• [Task prompt]:
Lines that contain "Sell" are to be counted; give only their number.

• [Data section]:
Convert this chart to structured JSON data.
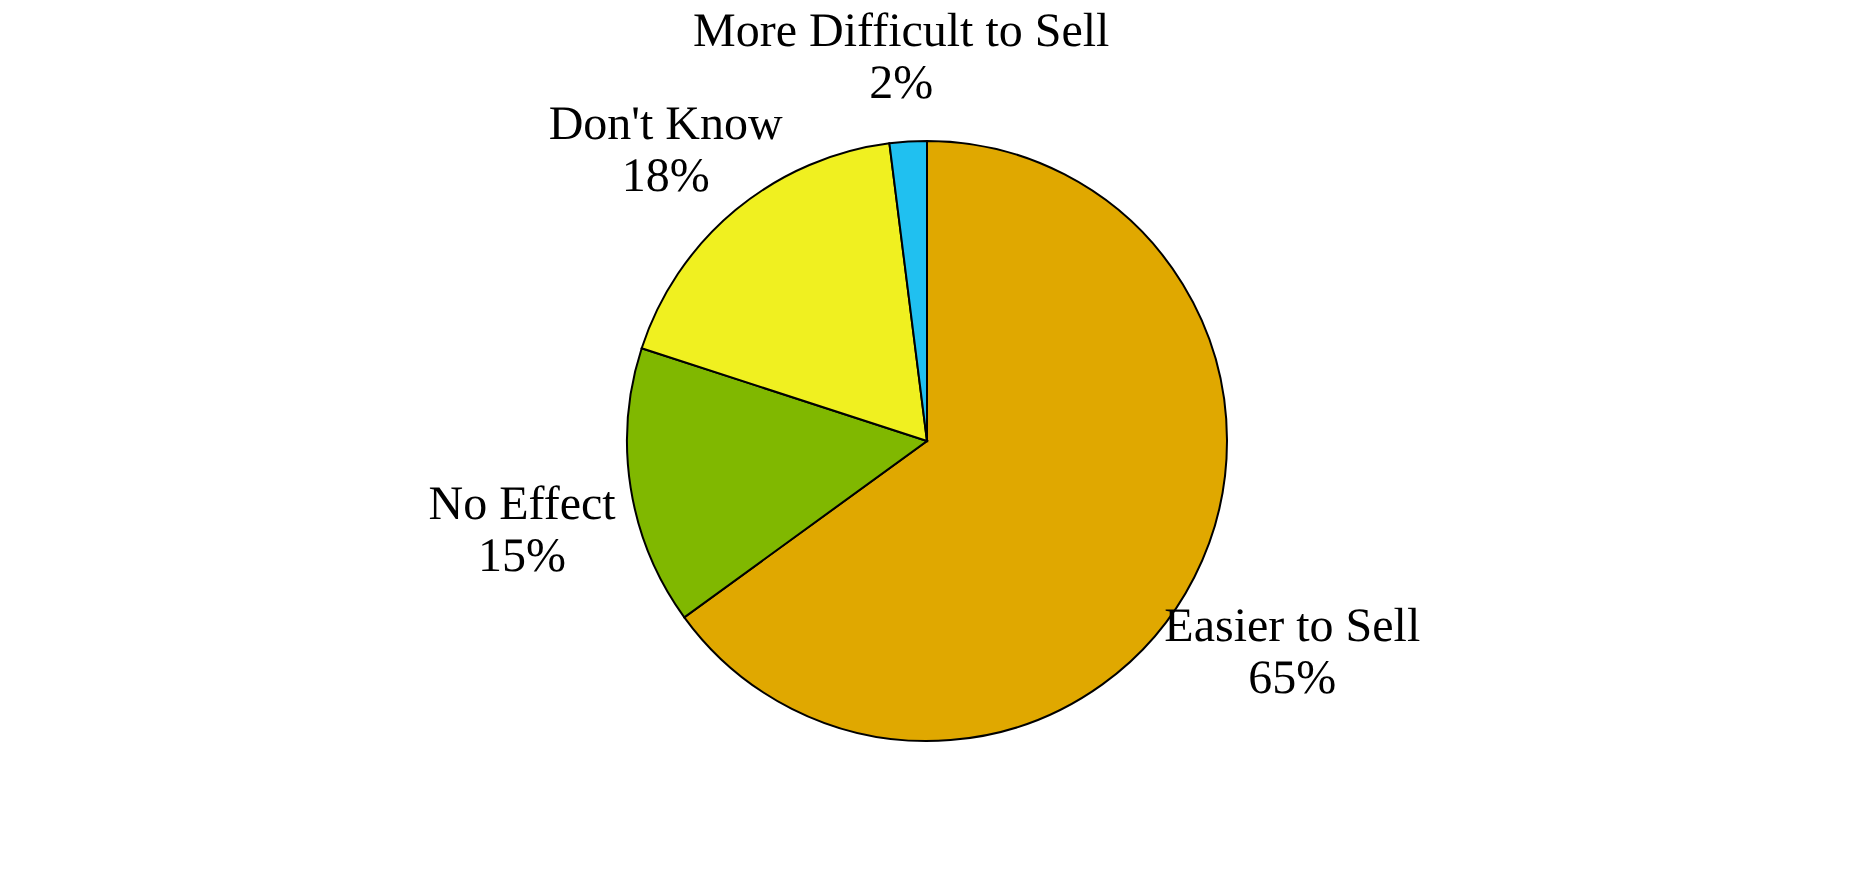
{
  "chart_data": {
    "type": "pie",
    "categories": [
      "Easier to Sell",
      "No Effect",
      "Don't Know",
      "More Difficult to Sell"
    ],
    "values": [
      65,
      15,
      18,
      2
    ],
    "value_labels": [
      "65%",
      "15%",
      "18%",
      "2%"
    ],
    "colors": [
      "#e0a800",
      "#80b800",
      "#f0f020",
      "#20c0f0"
    ]
  }
}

• [Task response]:
2